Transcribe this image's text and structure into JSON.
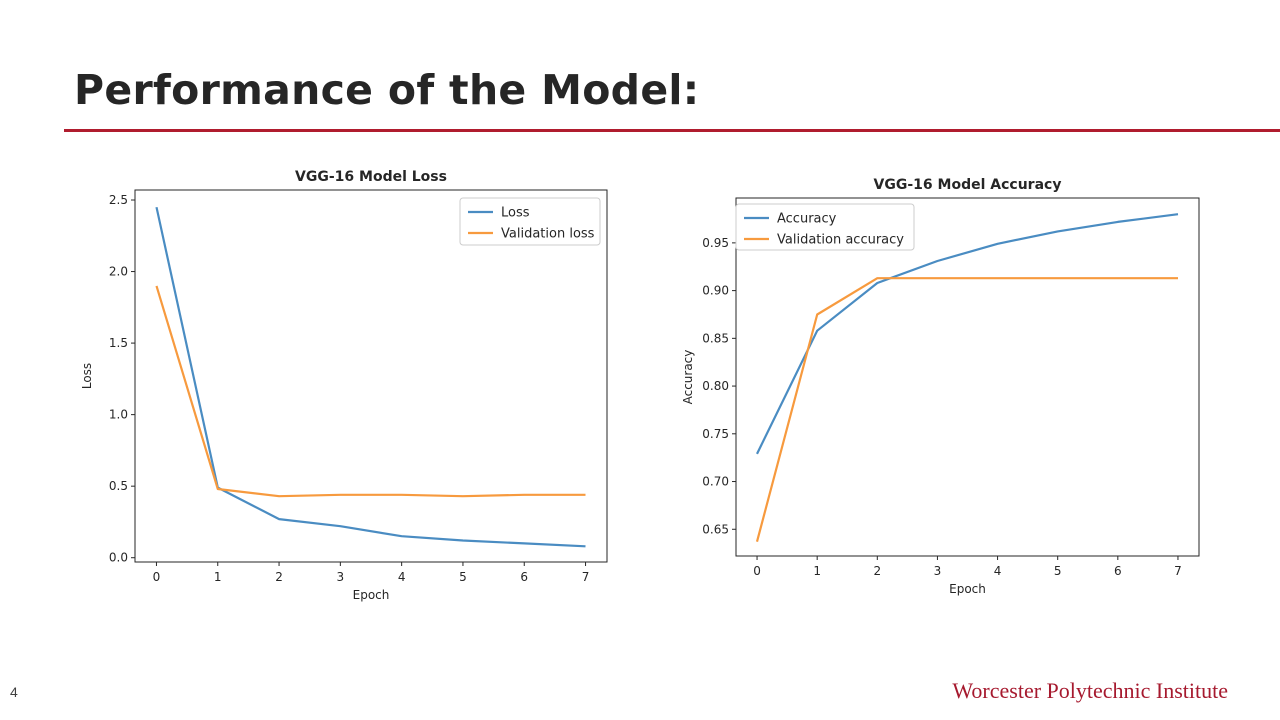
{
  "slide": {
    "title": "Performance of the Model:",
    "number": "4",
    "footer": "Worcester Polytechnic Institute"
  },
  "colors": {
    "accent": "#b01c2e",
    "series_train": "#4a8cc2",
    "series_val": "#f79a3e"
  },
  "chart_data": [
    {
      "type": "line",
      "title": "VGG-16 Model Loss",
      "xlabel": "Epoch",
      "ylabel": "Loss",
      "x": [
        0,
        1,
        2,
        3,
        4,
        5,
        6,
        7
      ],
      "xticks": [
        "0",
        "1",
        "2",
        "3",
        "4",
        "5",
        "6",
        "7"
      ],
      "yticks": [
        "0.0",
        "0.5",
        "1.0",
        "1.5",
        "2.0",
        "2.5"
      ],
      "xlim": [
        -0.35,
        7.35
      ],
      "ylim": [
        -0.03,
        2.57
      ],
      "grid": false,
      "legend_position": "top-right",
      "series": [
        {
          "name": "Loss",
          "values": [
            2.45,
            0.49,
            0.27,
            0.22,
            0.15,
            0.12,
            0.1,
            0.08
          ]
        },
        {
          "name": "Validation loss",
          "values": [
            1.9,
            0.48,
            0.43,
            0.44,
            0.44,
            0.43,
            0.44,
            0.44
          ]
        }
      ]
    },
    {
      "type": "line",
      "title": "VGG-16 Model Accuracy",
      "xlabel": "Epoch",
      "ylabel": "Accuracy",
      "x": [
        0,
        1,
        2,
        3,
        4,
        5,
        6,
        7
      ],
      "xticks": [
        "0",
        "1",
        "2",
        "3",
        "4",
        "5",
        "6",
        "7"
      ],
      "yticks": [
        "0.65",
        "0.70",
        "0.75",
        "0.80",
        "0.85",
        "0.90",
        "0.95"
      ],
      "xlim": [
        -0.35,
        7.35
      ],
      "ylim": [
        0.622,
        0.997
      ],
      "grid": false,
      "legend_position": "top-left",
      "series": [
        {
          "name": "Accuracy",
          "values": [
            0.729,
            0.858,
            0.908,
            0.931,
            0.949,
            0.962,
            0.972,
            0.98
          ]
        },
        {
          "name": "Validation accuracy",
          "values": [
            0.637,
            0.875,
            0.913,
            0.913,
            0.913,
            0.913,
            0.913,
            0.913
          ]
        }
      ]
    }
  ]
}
---
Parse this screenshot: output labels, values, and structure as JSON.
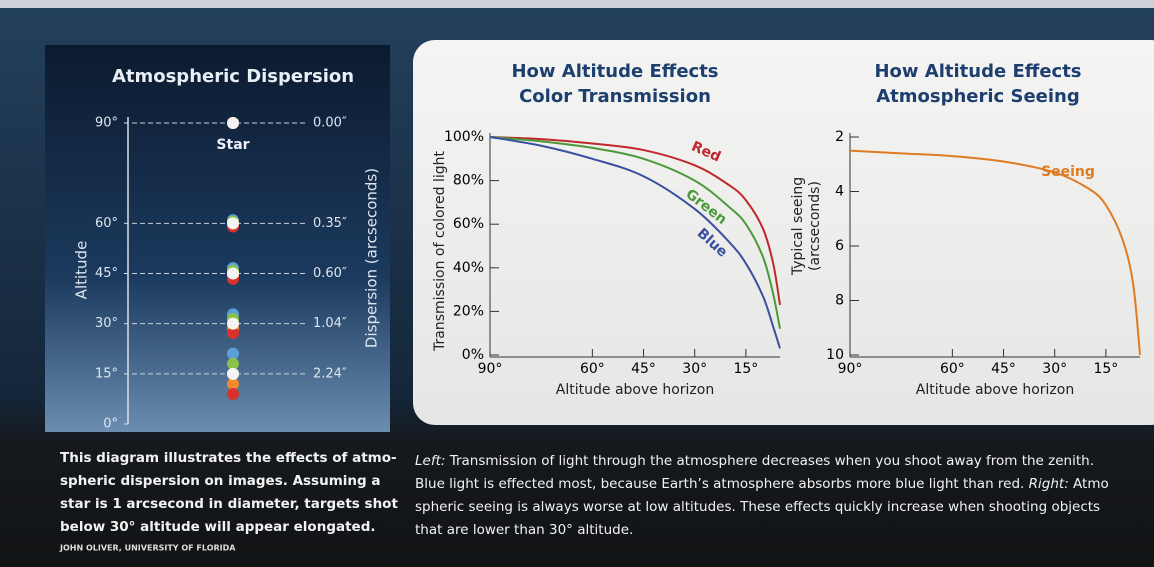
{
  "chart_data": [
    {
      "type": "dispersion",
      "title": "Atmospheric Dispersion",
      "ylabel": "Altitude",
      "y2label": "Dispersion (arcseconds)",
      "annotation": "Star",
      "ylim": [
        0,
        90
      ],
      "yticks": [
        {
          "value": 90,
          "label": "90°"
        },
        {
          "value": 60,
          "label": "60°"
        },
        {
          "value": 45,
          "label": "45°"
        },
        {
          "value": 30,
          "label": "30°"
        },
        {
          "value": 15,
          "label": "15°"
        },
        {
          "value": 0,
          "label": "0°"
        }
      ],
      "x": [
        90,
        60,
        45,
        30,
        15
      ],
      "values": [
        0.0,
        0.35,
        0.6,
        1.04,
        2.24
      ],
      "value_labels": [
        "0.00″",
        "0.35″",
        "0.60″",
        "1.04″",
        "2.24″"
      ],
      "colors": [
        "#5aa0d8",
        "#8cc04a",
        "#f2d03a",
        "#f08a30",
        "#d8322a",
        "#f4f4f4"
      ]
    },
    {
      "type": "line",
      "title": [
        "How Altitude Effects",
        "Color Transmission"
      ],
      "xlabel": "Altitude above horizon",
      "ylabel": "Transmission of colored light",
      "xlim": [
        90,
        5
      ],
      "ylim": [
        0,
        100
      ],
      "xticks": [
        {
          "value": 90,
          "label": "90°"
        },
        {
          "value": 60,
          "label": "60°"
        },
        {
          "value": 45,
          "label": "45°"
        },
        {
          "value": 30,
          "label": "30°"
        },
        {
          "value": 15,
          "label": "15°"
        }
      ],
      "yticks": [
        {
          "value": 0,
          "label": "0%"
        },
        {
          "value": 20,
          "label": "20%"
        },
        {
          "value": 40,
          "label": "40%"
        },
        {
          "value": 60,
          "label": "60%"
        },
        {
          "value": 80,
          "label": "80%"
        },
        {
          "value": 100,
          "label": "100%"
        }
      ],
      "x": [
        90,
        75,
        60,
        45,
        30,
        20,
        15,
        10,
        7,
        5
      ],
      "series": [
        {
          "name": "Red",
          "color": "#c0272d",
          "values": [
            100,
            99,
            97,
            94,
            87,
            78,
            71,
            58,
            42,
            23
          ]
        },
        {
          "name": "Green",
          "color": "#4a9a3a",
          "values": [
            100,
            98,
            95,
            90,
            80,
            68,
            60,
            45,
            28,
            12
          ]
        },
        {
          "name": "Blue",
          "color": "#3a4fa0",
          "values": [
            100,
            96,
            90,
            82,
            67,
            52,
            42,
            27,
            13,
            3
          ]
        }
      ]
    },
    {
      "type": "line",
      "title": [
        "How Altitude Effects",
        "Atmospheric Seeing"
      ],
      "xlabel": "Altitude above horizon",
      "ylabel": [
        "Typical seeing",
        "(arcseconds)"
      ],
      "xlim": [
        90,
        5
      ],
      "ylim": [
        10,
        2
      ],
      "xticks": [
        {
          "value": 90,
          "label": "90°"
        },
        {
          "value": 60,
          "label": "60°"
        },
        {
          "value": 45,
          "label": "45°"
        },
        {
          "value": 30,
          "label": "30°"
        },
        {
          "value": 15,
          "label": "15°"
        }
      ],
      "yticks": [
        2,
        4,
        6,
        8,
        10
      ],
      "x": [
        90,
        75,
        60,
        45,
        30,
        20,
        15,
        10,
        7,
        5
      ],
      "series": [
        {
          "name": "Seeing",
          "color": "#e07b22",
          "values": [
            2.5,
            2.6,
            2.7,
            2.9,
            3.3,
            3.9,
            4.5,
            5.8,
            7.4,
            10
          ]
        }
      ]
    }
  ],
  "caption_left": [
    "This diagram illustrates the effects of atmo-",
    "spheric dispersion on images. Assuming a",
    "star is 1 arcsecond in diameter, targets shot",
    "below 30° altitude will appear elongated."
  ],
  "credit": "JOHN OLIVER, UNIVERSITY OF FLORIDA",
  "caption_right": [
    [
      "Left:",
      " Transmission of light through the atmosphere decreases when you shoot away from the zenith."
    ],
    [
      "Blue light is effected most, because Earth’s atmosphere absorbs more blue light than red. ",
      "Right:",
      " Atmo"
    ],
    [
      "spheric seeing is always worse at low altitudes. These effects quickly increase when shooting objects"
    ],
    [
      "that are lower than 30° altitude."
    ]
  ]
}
---
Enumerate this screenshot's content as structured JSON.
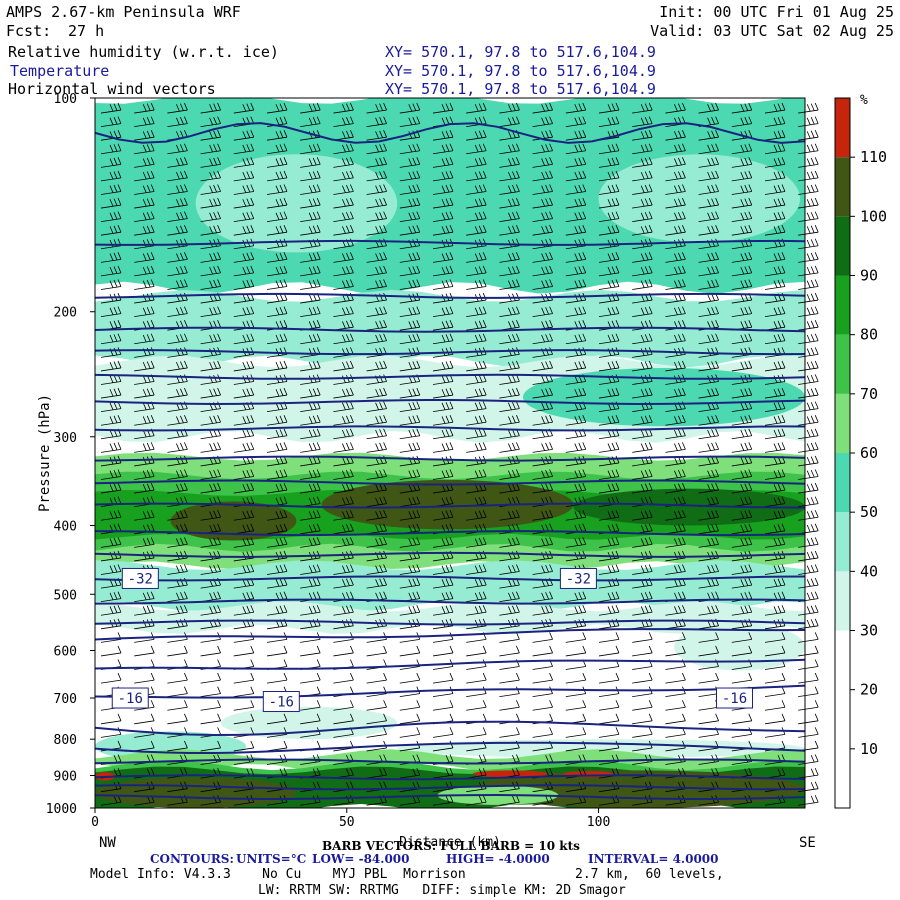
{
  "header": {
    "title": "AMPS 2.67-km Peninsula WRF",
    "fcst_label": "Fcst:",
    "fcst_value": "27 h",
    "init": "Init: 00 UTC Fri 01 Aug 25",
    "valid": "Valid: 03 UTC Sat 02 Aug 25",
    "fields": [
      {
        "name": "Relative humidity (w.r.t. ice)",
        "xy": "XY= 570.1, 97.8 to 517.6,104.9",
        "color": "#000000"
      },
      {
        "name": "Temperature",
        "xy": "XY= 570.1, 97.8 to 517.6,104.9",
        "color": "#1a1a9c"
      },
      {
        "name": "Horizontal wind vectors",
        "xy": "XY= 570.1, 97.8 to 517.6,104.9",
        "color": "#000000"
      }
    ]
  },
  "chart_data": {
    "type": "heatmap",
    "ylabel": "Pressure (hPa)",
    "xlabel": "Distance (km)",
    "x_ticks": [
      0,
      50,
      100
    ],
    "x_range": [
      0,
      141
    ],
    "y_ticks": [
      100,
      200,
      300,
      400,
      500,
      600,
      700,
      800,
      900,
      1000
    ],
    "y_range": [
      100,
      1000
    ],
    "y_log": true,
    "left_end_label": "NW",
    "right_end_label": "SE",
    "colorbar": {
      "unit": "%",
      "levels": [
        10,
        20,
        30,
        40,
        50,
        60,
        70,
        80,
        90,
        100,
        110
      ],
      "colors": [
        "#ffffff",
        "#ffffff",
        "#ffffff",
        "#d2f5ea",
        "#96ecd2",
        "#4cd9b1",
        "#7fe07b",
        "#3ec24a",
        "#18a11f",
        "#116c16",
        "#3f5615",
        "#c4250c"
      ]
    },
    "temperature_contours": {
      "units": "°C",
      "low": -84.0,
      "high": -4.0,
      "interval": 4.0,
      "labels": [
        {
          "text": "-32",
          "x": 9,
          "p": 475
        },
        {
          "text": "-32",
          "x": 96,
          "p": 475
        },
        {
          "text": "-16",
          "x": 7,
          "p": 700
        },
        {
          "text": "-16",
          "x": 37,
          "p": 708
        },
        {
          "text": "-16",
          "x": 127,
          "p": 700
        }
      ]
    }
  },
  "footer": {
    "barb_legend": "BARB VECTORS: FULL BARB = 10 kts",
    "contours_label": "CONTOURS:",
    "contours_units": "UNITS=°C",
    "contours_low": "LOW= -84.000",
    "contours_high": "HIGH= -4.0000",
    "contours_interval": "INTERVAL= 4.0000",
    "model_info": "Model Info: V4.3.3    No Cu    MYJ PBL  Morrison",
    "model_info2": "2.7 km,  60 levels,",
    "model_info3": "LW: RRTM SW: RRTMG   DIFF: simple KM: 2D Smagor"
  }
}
---
» Written exercise: In the listing above, locate each line with "Validation" and copy it.

» Task response:
          "name": "Validation loss",
          "name": "Validation accuracy",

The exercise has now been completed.